**GIVEN REQUEST**
Locate each line containing the string "this" and copy it out.

**DATA FOR PROCESSING**
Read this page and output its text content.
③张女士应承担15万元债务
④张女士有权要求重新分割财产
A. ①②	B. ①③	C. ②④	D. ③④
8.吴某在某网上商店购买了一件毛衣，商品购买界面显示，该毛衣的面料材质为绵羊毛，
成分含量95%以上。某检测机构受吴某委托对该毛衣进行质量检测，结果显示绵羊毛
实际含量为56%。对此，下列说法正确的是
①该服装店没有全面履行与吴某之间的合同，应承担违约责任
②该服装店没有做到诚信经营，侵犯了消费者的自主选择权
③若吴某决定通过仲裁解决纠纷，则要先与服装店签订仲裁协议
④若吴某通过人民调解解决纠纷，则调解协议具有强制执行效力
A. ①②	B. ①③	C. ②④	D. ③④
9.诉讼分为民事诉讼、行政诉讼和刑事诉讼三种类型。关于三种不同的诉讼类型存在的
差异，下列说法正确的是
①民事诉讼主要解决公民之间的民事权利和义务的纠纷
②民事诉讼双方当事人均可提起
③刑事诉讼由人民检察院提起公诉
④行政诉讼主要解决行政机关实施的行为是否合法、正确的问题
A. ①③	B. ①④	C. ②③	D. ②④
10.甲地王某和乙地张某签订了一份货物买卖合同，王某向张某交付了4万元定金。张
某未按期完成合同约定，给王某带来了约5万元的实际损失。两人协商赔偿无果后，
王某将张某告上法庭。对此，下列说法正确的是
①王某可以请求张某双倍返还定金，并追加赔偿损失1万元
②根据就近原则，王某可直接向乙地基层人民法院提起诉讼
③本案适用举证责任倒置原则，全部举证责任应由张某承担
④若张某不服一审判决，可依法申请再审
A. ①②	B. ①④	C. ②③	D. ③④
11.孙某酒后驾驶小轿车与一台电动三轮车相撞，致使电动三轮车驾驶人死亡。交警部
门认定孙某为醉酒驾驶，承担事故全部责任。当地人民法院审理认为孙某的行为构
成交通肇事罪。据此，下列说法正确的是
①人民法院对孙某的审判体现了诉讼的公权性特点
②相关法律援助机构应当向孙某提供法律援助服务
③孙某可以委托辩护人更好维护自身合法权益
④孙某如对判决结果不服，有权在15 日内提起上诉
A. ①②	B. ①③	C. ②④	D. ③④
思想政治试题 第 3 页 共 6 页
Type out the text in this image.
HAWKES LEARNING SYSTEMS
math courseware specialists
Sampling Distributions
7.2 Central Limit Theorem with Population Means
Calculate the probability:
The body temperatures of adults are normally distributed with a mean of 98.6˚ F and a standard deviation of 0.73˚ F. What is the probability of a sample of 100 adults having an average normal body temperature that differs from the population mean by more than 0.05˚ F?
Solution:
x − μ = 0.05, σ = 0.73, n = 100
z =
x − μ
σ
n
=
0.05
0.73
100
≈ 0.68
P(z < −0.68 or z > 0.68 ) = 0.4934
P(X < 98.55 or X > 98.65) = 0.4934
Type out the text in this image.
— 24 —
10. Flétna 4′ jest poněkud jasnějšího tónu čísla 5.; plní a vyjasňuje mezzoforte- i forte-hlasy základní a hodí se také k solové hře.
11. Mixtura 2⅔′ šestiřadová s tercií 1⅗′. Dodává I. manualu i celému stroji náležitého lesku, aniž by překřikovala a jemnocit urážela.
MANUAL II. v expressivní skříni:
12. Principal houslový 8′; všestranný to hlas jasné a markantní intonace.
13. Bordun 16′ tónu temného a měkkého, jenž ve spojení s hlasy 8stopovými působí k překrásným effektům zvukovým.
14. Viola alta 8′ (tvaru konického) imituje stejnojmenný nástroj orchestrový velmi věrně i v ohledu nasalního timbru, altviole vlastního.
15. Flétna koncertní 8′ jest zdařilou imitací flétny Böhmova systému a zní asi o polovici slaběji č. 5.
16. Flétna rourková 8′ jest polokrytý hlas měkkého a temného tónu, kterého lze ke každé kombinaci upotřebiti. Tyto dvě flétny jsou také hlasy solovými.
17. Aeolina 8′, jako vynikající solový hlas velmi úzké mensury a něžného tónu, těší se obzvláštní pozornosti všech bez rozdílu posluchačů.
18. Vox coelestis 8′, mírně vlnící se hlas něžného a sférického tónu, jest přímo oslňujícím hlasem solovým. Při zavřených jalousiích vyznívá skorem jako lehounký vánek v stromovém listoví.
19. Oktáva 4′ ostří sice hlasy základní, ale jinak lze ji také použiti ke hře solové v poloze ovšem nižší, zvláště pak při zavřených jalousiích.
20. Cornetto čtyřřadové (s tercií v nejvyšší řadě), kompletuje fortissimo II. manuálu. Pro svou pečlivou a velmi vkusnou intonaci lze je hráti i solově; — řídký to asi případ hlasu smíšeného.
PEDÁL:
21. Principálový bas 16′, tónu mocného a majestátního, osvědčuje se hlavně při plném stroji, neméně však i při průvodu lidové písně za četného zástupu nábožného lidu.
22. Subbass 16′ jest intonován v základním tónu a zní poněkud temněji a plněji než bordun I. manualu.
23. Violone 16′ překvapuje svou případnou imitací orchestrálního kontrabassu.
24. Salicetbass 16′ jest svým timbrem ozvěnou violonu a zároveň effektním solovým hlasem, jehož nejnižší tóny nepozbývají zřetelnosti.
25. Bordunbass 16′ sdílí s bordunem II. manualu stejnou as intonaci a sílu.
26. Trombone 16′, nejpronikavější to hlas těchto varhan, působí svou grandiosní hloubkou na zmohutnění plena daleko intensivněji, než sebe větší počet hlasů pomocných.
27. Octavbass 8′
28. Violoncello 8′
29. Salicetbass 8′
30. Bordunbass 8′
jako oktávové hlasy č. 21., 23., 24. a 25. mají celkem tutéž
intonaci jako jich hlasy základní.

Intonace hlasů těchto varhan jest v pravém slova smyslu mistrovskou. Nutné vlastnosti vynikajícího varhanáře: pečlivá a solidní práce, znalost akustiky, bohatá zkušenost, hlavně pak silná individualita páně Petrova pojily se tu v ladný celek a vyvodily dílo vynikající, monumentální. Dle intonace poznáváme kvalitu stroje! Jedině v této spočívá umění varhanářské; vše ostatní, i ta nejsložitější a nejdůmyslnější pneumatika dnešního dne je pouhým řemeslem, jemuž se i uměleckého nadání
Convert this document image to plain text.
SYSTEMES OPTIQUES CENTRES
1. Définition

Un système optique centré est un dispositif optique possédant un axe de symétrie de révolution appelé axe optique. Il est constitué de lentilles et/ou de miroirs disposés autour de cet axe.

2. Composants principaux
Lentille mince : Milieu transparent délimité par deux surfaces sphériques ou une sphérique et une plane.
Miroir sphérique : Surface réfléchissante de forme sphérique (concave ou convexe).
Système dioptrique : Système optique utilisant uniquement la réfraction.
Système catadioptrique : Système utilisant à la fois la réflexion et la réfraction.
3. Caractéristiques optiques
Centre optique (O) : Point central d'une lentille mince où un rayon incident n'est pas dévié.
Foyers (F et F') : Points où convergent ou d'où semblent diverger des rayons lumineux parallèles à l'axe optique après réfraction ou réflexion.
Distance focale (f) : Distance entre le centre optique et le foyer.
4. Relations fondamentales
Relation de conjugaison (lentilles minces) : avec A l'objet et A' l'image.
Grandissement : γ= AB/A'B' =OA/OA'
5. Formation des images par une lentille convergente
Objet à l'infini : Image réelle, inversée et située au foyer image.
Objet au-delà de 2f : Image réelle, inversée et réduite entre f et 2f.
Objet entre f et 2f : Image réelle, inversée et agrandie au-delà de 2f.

**EXPECTED ANSWER**
Read this page and output its text content.
Type out the text in this image.
Type out the text in this image.
Convert this document image to plain text.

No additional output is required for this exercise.